> [Work to complete]
In the entries that follow, find the word "Community" and report each line it is on.

> [Listed records]

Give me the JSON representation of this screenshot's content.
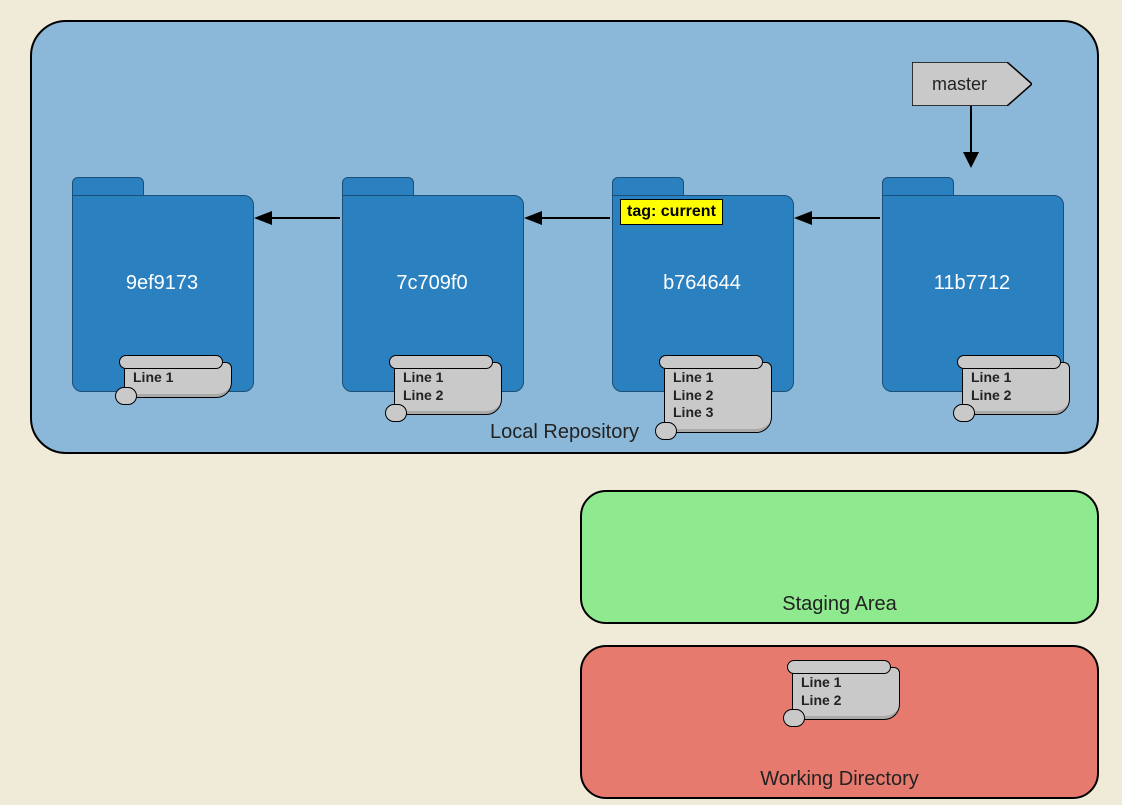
{
  "repo": {
    "label": "Local Repository",
    "master_label": "master",
    "commits": [
      {
        "hash": "9ef9173",
        "tag": null,
        "lines": [
          "Line 1"
        ]
      },
      {
        "hash": "7c709f0",
        "tag": null,
        "lines": [
          "Line 1",
          "Line 2"
        ]
      },
      {
        "hash": "b764644",
        "tag": "tag: current",
        "lines": [
          "Line 1",
          "Line 2",
          "Line 3"
        ]
      },
      {
        "hash": "11b7712",
        "tag": null,
        "lines": [
          "Line 1",
          "Line 2"
        ]
      }
    ]
  },
  "staging": {
    "label": "Staging Area"
  },
  "working": {
    "label": "Working Directory",
    "lines": [
      "Line 1",
      "Line 2"
    ]
  }
}
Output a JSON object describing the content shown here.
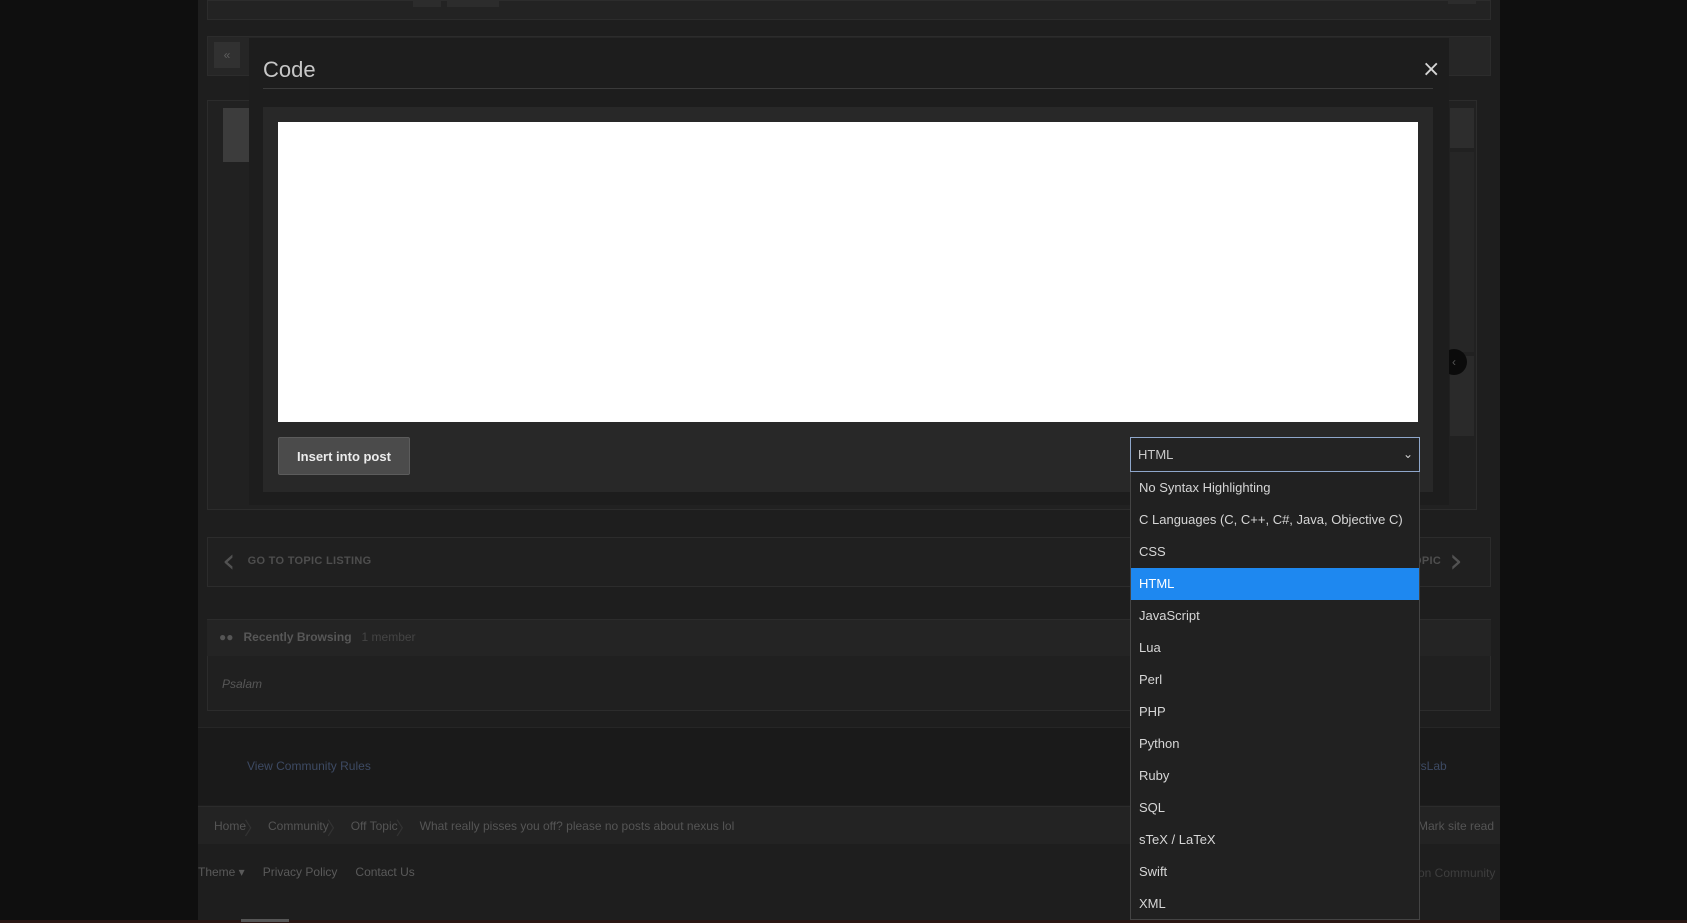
{
  "background": {
    "pagination_prev": "«",
    "nav": {
      "left": "GO TO TOPIC LISTING",
      "right_partial": "OPIC"
    },
    "recent": {
      "title": "Recently Browsing",
      "count": "1 member",
      "member": "Psalam"
    },
    "footer": {
      "rules_link": "View Community Rules",
      "brand_partial": "ersLab"
    },
    "breadcrumbs": [
      "Home",
      "Community",
      "Off Topic",
      "What really pisses you off? please no posts about nexus lol"
    ],
    "mark_read": "Mark site read",
    "bottom_links": {
      "theme": "Theme ▾",
      "privacy": "Privacy Policy",
      "contact": "Contact Us"
    },
    "bottom_right_partial": "on Community"
  },
  "modal": {
    "title": "Code",
    "close_symbol": "×",
    "code_value": "",
    "insert_button": "Insert into post",
    "select": {
      "selected": "HTML",
      "arrow": "⌄"
    },
    "options": [
      "No Syntax Highlighting",
      "C Languages (C, C++, C#, Java, Objective C)",
      "CSS",
      "HTML",
      "JavaScript",
      "Lua",
      "Perl",
      "PHP",
      "Python",
      "Ruby",
      "SQL",
      "sTeX / LaTeX",
      "Swift",
      "XML"
    ],
    "selected_index": 3
  },
  "colors": {
    "accent": "#1e88f0",
    "select_border": "#8fa7cb",
    "dim_link": "#3d4a63"
  }
}
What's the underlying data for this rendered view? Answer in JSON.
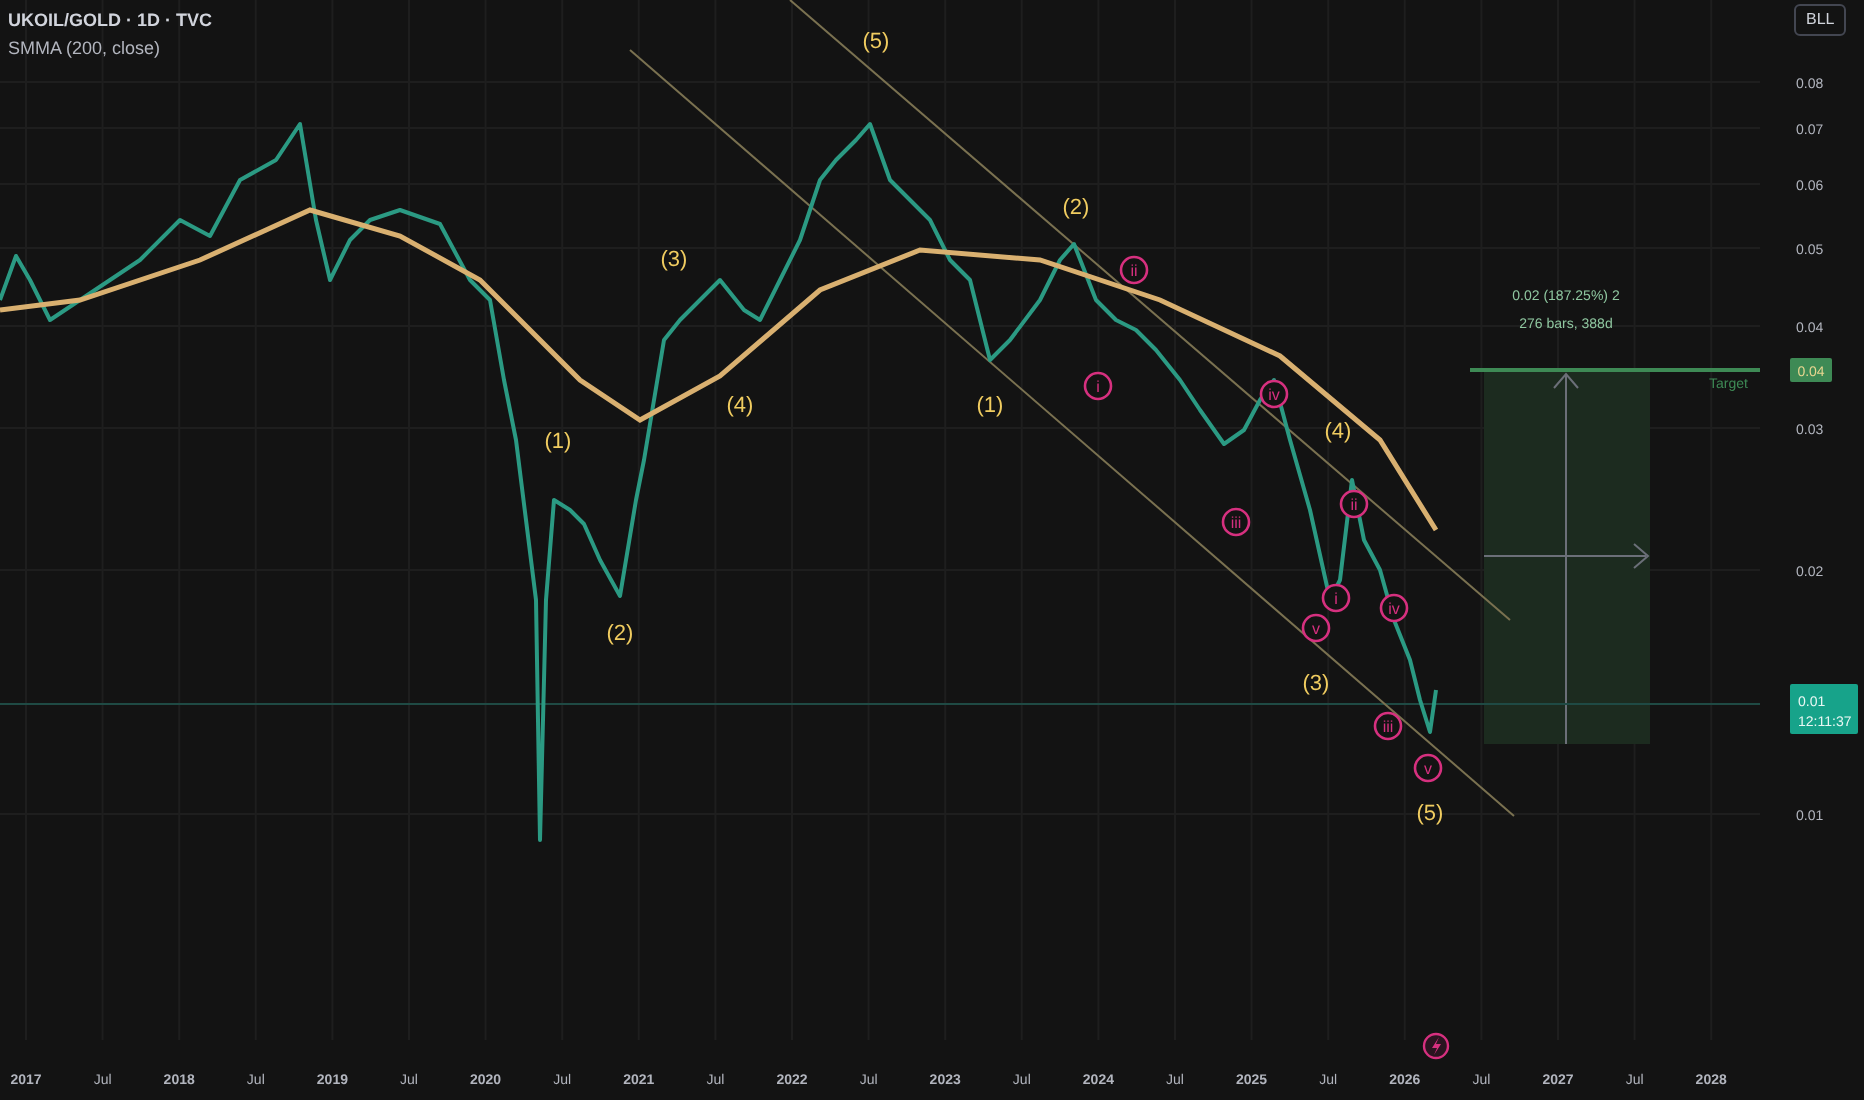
{
  "header": {
    "symbol": "UKOIL/GOLD · 1D · TVC",
    "indicator": "SMMA (200, close)"
  },
  "toolbar_button": "BLL",
  "price_axis": [
    "0.08",
    "0.07",
    "0.06",
    "0.05",
    "0.04",
    "0.03",
    "0.02",
    "0.01"
  ],
  "target": {
    "label": "Target",
    "badge": "0.04"
  },
  "current_price": {
    "price": "0.01",
    "countdown": "12:11:37"
  },
  "measure": {
    "change": "0.02 (187.25%) 2",
    "range": "276 bars, 388d"
  },
  "time_axis": [
    "2017",
    "Jul",
    "2018",
    "Jul",
    "2019",
    "Jul",
    "2020",
    "Jul",
    "2021",
    "Jul",
    "2022",
    "Jul",
    "2023",
    "Jul",
    "2024",
    "Jul",
    "2025",
    "Jul",
    "2026",
    "Jul",
    "2027",
    "Jul",
    "2028"
  ],
  "wave_labels": [
    {
      "text": "(5)",
      "kind": "paren"
    },
    {
      "text": "(3)",
      "kind": "paren"
    },
    {
      "text": "(4)",
      "kind": "paren"
    },
    {
      "text": "(1)",
      "kind": "paren"
    },
    {
      "text": "(2)",
      "kind": "paren"
    },
    {
      "text": "(2)",
      "kind": "paren"
    },
    {
      "text": "(1)",
      "kind": "paren"
    },
    {
      "text": "(4)",
      "kind": "paren"
    },
    {
      "text": "(3)",
      "kind": "paren"
    },
    {
      "text": "(5)",
      "kind": "paren"
    },
    {
      "text": "ii",
      "kind": "circle"
    },
    {
      "text": "i",
      "kind": "circle"
    },
    {
      "text": "iv",
      "kind": "circle"
    },
    {
      "text": "iii",
      "kind": "circle"
    },
    {
      "text": "ii",
      "kind": "circle"
    },
    {
      "text": "i",
      "kind": "circle"
    },
    {
      "text": "v",
      "kind": "circle"
    },
    {
      "text": "iv",
      "kind": "circle"
    },
    {
      "text": "iii",
      "kind": "circle"
    },
    {
      "text": "v",
      "kind": "circle"
    }
  ]
}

> [Written answer]
      "rules_link": "View Community Rules",
      "Community",
    "bottom_right_partial": "on Community"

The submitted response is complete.